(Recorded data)
____________________

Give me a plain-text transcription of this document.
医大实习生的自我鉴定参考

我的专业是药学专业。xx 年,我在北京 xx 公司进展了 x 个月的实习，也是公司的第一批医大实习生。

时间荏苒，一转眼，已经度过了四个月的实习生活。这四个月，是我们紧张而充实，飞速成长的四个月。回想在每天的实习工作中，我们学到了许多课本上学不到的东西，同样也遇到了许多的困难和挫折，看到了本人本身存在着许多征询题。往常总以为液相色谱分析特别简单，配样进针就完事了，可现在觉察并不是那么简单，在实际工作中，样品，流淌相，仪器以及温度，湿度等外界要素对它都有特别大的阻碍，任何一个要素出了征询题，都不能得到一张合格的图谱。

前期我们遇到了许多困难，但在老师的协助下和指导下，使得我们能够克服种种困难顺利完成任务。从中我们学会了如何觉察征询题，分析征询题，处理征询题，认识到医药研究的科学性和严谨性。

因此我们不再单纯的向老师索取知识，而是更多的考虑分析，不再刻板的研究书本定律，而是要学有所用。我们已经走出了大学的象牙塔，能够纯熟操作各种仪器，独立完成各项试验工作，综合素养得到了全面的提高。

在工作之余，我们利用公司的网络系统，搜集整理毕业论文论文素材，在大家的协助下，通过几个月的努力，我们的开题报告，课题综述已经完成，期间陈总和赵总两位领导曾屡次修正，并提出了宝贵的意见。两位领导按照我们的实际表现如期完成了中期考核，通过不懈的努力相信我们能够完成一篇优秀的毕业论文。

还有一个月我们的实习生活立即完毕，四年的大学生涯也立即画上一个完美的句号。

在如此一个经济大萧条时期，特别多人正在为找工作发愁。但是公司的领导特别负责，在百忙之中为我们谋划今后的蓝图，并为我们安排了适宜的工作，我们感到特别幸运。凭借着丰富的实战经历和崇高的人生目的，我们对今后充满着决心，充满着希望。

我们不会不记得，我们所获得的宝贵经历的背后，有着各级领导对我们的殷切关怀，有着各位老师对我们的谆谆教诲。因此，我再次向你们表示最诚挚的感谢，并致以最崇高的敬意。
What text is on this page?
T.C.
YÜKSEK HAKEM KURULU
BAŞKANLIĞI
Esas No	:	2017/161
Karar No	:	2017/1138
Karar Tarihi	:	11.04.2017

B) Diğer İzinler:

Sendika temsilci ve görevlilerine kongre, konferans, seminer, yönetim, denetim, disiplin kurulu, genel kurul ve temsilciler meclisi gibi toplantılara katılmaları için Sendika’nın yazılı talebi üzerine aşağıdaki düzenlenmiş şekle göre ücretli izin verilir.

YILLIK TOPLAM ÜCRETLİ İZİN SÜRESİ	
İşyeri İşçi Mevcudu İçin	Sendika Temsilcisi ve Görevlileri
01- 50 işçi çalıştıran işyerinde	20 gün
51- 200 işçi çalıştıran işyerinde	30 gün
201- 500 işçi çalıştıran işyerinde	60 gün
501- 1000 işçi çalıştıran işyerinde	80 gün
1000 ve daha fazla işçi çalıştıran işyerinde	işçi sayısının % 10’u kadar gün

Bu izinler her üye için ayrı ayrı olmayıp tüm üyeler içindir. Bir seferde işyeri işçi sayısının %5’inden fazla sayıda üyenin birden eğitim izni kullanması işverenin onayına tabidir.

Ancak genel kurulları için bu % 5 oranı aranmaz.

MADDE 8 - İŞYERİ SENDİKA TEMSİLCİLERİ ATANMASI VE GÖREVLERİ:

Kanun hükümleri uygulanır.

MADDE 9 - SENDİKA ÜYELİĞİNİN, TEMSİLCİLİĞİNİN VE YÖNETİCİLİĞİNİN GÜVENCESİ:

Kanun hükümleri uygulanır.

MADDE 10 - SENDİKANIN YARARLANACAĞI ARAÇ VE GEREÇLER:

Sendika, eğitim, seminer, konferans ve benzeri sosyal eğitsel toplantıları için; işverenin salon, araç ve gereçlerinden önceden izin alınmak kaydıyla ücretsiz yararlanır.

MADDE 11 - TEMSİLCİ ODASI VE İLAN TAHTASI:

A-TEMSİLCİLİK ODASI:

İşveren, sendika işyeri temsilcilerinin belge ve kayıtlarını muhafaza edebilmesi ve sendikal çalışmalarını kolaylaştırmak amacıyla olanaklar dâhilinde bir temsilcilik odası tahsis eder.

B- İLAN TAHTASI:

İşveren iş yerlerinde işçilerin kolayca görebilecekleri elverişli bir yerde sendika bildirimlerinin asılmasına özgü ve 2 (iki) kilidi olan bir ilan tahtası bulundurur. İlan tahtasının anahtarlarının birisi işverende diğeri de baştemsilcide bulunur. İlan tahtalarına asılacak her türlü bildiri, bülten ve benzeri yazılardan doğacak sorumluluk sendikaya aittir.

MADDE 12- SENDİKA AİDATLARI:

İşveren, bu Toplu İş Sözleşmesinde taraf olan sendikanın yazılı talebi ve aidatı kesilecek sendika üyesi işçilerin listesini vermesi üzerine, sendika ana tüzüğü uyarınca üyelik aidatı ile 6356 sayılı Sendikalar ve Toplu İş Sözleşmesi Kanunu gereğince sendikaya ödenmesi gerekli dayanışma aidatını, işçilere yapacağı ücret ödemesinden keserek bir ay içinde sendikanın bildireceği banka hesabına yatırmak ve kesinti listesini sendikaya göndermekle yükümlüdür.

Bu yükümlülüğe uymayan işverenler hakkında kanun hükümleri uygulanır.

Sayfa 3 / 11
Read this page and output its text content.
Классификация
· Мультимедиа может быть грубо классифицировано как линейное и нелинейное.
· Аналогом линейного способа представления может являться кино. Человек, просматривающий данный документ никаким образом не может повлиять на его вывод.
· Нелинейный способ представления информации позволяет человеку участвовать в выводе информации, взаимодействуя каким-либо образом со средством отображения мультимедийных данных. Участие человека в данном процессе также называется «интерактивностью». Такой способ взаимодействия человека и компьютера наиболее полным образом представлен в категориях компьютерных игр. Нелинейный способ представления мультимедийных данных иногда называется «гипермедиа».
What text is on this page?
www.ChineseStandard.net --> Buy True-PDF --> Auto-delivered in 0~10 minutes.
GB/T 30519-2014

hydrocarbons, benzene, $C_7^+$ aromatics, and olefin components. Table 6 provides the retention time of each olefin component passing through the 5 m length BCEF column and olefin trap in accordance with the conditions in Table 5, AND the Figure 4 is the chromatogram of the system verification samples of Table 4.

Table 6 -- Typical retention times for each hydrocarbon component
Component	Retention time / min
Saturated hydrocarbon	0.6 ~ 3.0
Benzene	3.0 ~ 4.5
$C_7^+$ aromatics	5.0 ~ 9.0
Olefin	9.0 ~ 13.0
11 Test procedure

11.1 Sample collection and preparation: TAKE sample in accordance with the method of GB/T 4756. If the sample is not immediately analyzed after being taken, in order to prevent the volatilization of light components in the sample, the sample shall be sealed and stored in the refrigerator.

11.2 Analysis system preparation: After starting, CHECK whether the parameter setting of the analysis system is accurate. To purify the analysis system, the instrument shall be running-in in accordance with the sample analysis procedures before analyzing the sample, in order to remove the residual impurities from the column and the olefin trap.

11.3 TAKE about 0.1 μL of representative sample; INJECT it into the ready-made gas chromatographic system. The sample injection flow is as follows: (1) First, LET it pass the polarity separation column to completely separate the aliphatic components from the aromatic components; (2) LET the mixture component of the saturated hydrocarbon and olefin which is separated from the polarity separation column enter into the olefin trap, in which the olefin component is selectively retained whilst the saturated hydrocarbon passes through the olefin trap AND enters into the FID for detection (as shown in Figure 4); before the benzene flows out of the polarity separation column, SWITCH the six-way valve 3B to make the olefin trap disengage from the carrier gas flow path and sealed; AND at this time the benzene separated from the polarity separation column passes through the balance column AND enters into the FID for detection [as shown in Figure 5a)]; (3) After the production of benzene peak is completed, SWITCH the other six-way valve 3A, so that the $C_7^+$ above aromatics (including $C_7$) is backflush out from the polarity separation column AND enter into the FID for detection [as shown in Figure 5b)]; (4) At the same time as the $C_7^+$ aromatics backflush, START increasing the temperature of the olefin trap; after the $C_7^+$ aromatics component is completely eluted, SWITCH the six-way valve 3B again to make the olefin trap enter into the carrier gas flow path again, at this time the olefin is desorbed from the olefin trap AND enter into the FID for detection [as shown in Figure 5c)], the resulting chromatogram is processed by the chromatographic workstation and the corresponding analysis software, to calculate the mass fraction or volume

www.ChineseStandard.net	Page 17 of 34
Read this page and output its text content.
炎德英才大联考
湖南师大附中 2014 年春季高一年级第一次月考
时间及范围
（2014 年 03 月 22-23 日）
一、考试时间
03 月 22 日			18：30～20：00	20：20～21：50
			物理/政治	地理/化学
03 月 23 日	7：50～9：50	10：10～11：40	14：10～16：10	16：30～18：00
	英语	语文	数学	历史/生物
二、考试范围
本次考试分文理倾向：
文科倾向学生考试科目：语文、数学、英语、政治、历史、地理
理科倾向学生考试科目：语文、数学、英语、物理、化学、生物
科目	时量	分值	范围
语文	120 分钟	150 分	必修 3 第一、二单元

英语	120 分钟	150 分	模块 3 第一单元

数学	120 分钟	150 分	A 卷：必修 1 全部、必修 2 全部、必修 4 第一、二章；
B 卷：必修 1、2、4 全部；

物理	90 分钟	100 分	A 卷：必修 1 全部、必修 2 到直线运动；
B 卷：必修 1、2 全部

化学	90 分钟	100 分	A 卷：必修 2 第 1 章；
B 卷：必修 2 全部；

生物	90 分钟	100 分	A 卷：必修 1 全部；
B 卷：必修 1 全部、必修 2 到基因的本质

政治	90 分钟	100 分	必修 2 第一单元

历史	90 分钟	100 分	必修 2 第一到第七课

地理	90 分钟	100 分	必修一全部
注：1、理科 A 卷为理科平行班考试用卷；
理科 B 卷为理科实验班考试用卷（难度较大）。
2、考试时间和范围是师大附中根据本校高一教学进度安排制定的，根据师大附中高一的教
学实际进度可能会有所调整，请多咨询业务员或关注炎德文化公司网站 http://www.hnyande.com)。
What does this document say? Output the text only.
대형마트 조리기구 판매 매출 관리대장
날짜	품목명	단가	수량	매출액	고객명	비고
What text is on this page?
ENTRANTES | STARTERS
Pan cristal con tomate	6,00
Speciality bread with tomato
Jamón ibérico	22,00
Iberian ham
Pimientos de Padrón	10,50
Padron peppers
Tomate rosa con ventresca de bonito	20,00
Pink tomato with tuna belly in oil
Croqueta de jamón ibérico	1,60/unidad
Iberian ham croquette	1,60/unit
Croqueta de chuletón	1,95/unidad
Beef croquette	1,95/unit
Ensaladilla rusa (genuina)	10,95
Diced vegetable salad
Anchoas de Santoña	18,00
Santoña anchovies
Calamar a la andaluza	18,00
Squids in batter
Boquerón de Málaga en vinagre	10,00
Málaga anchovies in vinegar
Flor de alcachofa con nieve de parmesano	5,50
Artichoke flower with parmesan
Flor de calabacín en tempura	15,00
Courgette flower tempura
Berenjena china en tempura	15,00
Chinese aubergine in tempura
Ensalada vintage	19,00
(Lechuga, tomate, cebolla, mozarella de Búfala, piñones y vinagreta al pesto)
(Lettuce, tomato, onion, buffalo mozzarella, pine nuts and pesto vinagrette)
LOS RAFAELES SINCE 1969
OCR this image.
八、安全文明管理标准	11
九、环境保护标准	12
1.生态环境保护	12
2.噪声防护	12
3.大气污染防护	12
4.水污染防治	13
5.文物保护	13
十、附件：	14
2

____________________

Required task
Pull out each line holding the string "işçilerin".

Answer to this exercise
İşveren iş yerlerinde işçilerin kolayca görebilecekleri elverişli bir yerde sendika bildirimlerinin asılmasına özgü ve 2 (iki) kilidi olan bir ilan tahtası bulundurur. İlan tahtasının anahtarlarının birisi işverende diğeri de baştemsilcide bulunur. İlan tahtalarına asılacak her türlü bildiri, bülten ve benzeri yazılardan doğacak sorumluluk sendikaya aittir.
İşveren, bu Toplu İş Sözleşmesinde taraf olan sendikanın yazılı talebi ve aidatı kesilecek sendika üyesi işçilerin listesini vermesi üzerine, sendika ana tüzüğü uyarınca üyelik aidatı ile 6356 sayılı Sendikalar ve Toplu İş Sözleşmesi Kanunu gereğince sendikaya ödenmesi gerekli dayanışma aidatını, işçilere yapacağı ücret ödemesinden keserek bir ay içinde sendikanın bildireceği banka hesabına yatırmak ve kesinti listesini sendikaya göndermekle yükümlüdür.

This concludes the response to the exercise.